━━ Records for the task ━━

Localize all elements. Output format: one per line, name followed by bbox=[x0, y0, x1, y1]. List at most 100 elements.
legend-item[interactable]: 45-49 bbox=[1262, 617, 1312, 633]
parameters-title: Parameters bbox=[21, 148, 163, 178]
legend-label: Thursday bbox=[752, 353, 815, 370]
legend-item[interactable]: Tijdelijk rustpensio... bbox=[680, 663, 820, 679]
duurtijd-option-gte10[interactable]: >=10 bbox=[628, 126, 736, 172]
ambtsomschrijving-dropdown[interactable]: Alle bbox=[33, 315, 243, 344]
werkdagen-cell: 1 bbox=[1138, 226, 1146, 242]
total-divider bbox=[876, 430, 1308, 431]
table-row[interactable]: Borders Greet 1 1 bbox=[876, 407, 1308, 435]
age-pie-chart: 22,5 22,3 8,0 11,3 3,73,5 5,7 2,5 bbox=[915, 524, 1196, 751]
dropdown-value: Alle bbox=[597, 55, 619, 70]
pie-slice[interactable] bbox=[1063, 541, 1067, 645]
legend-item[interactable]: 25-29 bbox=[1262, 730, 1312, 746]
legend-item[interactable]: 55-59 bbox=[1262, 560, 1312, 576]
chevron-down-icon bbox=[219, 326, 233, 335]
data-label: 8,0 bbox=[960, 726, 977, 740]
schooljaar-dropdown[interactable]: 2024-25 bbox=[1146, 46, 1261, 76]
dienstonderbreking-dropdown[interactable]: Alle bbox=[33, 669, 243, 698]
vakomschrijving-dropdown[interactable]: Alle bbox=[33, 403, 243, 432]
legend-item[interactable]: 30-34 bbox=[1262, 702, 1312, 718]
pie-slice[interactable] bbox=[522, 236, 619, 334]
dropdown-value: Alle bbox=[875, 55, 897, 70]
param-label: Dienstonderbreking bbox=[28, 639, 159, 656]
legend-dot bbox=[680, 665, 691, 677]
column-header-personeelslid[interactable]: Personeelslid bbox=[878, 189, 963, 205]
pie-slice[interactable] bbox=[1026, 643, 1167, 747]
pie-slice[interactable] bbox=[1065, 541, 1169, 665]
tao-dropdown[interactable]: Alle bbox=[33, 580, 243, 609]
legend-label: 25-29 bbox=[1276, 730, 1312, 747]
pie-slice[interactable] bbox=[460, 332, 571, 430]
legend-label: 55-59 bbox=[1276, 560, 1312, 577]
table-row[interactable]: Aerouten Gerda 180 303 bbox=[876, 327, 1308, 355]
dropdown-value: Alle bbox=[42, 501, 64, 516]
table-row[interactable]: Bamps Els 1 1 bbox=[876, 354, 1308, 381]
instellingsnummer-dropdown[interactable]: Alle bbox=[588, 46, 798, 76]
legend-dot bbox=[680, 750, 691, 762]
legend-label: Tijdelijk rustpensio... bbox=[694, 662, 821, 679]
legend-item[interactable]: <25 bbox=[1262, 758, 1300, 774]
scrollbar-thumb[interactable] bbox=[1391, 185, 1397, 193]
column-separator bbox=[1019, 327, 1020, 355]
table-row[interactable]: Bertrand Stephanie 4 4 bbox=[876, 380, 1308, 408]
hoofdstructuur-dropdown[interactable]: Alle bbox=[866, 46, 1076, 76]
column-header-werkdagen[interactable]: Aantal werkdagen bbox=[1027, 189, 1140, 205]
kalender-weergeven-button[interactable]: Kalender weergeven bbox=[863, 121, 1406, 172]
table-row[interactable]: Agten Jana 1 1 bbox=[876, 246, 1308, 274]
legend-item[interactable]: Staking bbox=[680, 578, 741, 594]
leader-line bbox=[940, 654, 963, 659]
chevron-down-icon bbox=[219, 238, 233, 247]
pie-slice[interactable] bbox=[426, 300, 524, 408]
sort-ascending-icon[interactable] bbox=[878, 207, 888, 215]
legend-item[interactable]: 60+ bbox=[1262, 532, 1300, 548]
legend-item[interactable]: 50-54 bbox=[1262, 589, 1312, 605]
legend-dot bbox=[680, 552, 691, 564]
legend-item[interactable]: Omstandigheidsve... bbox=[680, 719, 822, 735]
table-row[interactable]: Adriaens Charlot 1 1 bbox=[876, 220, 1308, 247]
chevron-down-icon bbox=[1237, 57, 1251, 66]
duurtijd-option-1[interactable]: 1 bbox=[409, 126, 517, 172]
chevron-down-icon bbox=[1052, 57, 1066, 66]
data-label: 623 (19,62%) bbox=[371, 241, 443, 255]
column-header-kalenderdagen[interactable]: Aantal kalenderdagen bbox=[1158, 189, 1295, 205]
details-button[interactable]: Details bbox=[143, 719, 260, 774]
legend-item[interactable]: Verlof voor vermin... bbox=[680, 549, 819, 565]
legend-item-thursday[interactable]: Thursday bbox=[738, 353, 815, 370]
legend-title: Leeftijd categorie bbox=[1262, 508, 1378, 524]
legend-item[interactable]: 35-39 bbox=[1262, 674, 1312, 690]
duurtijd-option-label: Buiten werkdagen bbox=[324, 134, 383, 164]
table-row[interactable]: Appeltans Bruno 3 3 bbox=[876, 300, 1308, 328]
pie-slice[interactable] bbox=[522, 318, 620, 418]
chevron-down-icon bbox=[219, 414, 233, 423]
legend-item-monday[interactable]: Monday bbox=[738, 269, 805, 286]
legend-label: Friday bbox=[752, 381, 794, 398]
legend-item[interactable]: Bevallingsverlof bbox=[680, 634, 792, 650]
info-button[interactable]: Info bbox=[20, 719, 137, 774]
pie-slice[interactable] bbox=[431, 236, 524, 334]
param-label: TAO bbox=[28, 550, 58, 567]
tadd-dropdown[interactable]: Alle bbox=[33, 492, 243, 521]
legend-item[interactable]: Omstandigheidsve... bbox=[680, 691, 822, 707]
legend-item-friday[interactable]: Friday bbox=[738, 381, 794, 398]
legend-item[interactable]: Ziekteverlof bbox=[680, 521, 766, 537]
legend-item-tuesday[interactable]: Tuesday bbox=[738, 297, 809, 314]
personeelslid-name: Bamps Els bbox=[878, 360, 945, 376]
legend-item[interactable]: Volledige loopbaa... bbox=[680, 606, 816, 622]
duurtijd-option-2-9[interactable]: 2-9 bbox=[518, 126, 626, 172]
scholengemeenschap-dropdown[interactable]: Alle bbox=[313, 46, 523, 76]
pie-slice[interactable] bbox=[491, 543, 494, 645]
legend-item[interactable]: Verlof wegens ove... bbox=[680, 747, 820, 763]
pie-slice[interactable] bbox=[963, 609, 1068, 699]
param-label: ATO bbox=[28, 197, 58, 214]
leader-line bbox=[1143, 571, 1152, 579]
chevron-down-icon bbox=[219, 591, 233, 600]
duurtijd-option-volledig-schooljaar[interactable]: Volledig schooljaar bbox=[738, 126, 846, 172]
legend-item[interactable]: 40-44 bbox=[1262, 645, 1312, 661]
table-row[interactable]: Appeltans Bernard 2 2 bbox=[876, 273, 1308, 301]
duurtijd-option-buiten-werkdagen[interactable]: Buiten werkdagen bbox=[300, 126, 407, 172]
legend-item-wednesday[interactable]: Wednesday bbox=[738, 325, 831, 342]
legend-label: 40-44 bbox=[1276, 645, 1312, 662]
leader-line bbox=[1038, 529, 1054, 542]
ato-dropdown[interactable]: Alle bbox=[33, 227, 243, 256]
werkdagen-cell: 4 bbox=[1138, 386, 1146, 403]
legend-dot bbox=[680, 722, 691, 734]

━━━
━━ Records for the task ━━

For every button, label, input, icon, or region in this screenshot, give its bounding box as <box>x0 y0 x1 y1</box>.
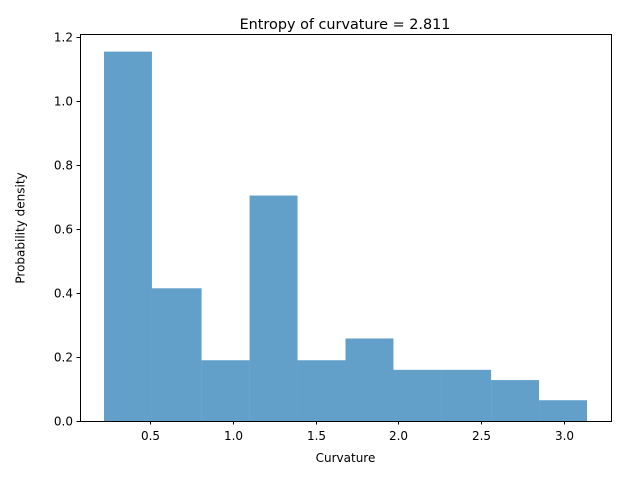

━━━

**What you have to do:** Put the lines of the listing from the line containing "Localize all elements." to the line containing "pie-slice[interactable] bbox=[1063, 541, 1067, 645]", both included, into a JSON list of strings with one string per line, leaving out any blank lines.

**Exercise solution:**
[
  "Localize all elements. Output format: one per line, name followed by bbox=[x0, y0, x1, y1]. List at most 100 elements.",
  "legend-item[interactable]: 45-49 bbox=[1262, 617, 1312, 633]",
  "parameters-title: Parameters bbox=[21, 148, 163, 178]",
  "legend-label: Thursday bbox=[752, 353, 815, 370]",
  "legend-item[interactable]: Tijdelijk rustpensio... bbox=[680, 663, 820, 679]",
  "duurtijd-option-gte10[interactable]: >=10 bbox=[628, 126, 736, 172]",
  "ambtsomschrijving-dropdown[interactable]: Alle bbox=[33, 315, 243, 344]",
  "werkdagen-cell: 1 bbox=[1138, 226, 1146, 242]",
  "total-divider bbox=[876, 430, 1308, 431]",
  "table-row[interactable]: Borders Greet 1 1 bbox=[876, 407, 1308, 435]",
  "age-pie-chart: 22,5 22,3 8,0 11,3 3,73,5 5,7 2,5 bbox=[915, 524, 1196, 751]",
  "dropdown-value: Alle bbox=[597, 55, 619, 70]",
  "pie-slice[interactable] bbox=[1063, 541, 1067, 645]"
]